• **What to do**: Print all of the data exactly.

[Figure record extracts]

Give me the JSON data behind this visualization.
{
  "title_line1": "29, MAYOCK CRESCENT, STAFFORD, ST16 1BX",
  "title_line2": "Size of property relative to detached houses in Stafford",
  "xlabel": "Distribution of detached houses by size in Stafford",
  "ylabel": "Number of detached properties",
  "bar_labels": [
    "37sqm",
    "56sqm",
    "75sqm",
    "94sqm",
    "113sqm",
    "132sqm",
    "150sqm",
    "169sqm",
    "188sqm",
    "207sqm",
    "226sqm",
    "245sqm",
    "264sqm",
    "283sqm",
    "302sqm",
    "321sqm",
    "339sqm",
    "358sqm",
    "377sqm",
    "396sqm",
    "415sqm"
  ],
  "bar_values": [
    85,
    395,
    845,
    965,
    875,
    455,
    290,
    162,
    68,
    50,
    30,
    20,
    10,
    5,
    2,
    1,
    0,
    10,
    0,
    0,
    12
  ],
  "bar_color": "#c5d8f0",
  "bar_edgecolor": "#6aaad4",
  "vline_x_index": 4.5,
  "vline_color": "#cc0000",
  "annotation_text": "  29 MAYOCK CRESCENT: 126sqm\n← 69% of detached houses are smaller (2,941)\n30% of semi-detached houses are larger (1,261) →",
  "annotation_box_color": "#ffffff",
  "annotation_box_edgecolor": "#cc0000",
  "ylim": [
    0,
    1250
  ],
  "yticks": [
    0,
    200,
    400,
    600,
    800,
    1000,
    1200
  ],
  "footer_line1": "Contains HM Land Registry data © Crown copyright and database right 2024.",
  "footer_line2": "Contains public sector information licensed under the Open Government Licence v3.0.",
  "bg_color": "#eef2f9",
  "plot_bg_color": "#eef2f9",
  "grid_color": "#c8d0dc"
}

• **Right answer**:
Give me the JSON data behind this visualization.
{
  "title_line1": "29, MAYOCK CRESCENT, STAFFORD, ST16 1BX",
  "title_line2": "Size of property relative to detached houses in Stafford",
  "xlabel": "Distribution of detached houses by size in Stafford",
  "ylabel": "Number of detached properties",
  "bar_labels": [
    "37sqm",
    "56sqm",
    "75sqm",
    "94sqm",
    "113sqm",
    "132sqm",
    "150sqm",
    "169sqm",
    "188sqm",
    "207sqm",
    "226sqm",
    "245sqm",
    "264sqm",
    "283sqm",
    "302sqm",
    "321sqm",
    "339sqm",
    "358sqm",
    "377sqm",
    "396sqm",
    "415sqm"
  ],
  "bar_values": [
    85,
    395,
    845,
    965,
    875,
    455,
    290,
    162,
    68,
    50,
    30,
    20,
    10,
    5,
    2,
    1,
    0,
    10,
    0,
    0,
    12
  ],
  "bar_color": "#c5d8f0",
  "bar_edgecolor": "#6aaad4",
  "vline_x_index": 4.5,
  "vline_color": "#cc0000",
  "annotation_text": "  29 MAYOCK CRESCENT: 126sqm\n← 69% of detached houses are smaller (2,941)\n30% of semi-detached houses are larger (1,261) →",
  "annotation_box_color": "#ffffff",
  "annotation_box_edgecolor": "#cc0000",
  "ylim": [
    0,
    1250
  ],
  "yticks": [
    0,
    200,
    400,
    600,
    800,
    1000,
    1200
  ],
  "footer_line1": "Contains HM Land Registry data © Crown copyright and database right 2024.",
  "footer_line2": "Contains public sector information licensed under the Open Government Licence v3.0.",
  "bg_color": "#eef2f9",
  "plot_bg_color": "#eef2f9",
  "grid_color": "#c8d0dc"
}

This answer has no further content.